··· MATERIAL TO PROCESS ···
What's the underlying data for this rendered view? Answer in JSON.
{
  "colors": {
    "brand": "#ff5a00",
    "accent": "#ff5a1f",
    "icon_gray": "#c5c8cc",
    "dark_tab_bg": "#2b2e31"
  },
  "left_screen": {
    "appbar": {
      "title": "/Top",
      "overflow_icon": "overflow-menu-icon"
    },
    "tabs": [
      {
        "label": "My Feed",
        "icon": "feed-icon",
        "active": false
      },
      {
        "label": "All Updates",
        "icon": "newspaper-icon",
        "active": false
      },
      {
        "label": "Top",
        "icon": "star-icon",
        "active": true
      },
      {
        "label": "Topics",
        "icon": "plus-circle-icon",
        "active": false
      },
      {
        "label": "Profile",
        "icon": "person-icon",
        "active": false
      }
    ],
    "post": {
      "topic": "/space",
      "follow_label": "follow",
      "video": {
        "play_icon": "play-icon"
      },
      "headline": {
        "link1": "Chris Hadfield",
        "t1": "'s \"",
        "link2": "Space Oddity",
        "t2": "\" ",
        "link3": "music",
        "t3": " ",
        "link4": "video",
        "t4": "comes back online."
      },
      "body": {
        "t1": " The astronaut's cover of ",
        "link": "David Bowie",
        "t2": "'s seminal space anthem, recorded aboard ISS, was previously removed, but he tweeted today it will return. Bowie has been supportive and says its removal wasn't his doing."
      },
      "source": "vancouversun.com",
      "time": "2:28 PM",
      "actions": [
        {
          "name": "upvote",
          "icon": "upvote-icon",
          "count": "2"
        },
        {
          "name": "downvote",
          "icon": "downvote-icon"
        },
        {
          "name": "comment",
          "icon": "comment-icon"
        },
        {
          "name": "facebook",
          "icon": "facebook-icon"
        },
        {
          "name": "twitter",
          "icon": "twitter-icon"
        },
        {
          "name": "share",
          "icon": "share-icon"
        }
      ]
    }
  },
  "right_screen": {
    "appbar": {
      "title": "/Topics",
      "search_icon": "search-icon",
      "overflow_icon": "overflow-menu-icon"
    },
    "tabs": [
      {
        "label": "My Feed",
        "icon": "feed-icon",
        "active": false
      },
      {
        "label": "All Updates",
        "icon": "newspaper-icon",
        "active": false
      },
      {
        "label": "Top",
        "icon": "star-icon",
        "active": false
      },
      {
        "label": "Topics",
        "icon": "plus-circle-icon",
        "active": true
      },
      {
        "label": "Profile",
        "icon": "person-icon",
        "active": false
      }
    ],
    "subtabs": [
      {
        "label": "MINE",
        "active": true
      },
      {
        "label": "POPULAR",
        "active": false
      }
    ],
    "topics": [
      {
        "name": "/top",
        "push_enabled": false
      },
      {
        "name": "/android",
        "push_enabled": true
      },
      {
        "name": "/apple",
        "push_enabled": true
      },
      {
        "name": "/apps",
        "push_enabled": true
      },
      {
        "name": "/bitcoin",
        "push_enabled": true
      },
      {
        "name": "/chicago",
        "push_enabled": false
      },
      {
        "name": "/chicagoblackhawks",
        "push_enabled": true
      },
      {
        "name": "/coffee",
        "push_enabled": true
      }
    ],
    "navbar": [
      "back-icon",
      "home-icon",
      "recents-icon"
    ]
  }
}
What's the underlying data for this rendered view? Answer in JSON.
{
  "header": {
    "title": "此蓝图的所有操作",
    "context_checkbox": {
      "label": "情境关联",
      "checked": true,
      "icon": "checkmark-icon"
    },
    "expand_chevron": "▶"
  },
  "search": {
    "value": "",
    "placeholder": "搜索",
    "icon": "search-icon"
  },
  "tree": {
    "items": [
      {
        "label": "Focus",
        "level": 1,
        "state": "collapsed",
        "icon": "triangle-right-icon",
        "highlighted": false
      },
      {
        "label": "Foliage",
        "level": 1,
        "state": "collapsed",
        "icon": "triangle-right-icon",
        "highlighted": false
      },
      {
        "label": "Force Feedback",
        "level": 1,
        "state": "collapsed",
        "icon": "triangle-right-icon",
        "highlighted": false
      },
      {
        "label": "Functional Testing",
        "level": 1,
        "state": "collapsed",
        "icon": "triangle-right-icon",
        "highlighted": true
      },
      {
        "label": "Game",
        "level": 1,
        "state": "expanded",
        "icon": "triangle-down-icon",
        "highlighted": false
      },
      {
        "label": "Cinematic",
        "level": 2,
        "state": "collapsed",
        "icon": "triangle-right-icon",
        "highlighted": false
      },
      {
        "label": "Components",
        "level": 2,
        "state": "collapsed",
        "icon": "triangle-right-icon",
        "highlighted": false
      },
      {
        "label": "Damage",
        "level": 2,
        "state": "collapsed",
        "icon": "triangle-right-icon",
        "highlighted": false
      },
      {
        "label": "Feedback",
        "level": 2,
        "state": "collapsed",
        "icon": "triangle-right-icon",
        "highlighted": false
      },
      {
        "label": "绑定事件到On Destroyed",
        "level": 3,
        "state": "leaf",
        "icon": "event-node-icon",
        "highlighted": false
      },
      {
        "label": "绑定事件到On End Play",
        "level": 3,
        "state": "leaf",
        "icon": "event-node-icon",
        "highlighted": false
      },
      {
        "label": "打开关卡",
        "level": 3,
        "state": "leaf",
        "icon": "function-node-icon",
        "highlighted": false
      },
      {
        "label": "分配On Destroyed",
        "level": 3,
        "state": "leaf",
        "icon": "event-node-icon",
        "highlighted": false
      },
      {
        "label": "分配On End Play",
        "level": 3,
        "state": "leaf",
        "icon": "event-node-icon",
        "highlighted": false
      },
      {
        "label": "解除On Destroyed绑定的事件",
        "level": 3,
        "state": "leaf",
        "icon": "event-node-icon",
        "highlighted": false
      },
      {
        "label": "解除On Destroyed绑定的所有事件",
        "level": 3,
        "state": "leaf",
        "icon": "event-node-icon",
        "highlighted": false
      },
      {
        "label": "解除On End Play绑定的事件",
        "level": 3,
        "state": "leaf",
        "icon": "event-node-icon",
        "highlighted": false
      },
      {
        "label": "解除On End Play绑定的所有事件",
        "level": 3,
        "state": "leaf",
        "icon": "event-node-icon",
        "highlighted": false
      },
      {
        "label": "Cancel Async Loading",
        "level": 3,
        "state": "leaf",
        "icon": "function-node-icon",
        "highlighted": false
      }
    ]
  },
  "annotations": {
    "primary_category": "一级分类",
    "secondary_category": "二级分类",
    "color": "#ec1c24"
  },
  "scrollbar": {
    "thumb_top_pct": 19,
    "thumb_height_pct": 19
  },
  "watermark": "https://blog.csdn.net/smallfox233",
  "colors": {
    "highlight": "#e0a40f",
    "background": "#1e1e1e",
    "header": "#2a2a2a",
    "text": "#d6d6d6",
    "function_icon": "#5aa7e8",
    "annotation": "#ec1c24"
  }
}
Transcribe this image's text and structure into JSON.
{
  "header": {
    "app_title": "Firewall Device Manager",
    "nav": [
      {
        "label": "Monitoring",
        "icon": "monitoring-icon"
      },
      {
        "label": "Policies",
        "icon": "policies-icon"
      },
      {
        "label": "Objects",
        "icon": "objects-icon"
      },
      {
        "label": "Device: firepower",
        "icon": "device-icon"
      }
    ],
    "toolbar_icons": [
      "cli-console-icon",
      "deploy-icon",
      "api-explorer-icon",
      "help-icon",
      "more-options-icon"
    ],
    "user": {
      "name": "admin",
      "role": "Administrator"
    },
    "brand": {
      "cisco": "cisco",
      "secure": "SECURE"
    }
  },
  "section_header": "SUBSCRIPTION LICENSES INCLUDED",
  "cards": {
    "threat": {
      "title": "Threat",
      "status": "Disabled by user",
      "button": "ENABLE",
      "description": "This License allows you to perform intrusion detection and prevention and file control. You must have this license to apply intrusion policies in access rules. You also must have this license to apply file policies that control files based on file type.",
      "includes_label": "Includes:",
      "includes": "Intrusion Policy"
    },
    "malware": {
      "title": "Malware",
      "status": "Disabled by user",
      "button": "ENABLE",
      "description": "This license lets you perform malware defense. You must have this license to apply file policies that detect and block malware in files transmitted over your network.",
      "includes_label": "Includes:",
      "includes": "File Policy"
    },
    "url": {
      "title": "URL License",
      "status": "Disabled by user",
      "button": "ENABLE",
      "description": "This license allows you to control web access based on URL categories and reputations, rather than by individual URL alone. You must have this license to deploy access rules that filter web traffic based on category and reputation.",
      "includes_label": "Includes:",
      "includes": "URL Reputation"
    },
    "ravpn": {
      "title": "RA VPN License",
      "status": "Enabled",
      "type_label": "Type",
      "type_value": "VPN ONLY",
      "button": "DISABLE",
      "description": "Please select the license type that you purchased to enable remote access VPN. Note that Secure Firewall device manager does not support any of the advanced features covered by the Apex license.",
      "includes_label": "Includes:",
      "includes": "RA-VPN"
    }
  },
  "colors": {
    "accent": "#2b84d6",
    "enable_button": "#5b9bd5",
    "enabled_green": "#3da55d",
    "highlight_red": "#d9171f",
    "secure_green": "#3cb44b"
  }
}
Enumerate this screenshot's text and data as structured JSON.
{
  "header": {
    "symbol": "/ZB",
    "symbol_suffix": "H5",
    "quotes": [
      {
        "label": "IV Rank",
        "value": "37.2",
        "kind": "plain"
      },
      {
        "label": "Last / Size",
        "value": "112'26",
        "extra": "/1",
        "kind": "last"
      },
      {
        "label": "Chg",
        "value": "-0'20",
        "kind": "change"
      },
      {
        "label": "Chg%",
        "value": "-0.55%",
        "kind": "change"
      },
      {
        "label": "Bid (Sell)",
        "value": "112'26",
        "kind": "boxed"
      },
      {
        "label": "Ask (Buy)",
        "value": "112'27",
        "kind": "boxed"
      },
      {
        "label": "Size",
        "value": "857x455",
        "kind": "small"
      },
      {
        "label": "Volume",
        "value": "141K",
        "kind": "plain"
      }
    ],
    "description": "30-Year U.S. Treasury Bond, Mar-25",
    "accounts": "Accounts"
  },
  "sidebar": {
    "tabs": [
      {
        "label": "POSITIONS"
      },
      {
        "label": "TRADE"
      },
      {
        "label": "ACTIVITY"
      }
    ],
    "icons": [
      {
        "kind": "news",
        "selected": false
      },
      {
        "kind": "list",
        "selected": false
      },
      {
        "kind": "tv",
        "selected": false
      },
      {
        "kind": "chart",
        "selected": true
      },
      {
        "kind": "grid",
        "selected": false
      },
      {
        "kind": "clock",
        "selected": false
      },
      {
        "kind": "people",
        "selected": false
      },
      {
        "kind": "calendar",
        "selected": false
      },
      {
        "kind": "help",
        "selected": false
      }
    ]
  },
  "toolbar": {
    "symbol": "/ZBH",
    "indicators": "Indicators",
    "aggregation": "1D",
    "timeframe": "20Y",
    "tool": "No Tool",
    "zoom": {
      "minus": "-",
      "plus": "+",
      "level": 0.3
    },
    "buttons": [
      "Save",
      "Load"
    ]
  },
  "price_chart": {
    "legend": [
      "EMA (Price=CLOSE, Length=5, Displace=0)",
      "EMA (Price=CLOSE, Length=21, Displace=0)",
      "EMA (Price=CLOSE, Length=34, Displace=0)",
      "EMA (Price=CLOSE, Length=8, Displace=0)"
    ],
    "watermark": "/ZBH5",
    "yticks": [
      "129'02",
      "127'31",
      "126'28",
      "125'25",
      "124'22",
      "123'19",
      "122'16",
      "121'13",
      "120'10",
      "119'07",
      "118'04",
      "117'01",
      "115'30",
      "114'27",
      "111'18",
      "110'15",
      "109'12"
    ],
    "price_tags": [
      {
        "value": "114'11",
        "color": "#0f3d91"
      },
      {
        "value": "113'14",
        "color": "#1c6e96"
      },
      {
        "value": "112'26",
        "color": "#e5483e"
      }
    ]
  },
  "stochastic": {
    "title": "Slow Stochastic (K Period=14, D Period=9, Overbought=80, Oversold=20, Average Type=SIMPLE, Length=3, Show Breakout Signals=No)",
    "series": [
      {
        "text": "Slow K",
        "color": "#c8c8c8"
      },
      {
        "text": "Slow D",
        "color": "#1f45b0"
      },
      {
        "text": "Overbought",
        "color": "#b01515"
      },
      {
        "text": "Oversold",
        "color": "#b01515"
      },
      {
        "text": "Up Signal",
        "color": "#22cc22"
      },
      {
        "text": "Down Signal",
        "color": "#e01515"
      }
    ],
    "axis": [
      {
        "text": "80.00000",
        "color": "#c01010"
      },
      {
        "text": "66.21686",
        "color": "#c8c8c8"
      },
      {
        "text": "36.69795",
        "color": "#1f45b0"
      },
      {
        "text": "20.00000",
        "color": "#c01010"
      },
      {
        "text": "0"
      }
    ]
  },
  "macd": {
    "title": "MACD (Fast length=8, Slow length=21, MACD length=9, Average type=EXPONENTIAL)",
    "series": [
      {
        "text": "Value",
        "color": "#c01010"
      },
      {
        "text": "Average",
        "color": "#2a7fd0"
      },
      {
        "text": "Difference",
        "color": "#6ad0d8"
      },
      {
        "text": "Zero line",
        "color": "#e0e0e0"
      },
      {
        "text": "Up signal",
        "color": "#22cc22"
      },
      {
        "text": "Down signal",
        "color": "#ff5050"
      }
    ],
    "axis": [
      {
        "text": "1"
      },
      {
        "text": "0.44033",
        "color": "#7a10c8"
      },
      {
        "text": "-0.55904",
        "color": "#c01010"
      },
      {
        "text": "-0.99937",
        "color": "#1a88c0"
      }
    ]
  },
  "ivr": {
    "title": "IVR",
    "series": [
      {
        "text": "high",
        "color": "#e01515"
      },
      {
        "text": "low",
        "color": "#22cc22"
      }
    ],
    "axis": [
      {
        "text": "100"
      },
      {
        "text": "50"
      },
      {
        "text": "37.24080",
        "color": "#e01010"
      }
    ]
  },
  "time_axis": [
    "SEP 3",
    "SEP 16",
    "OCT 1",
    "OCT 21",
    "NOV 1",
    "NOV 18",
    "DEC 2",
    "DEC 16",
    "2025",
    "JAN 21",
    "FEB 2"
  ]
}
···
From the entries above, copy every line containing the word "perform".

WRITTEN SOLUTION:
      "description": "This License allows you to perform intrusion detection and prevention and file control. You must have this license to apply intrusion policies in access rules. You also must have this license to apply file policies that control files based on file type.",
      "description": "This license lets you perform malware defense. You must have this license to apply file policies that detect and block malware in files transmitted over your network.",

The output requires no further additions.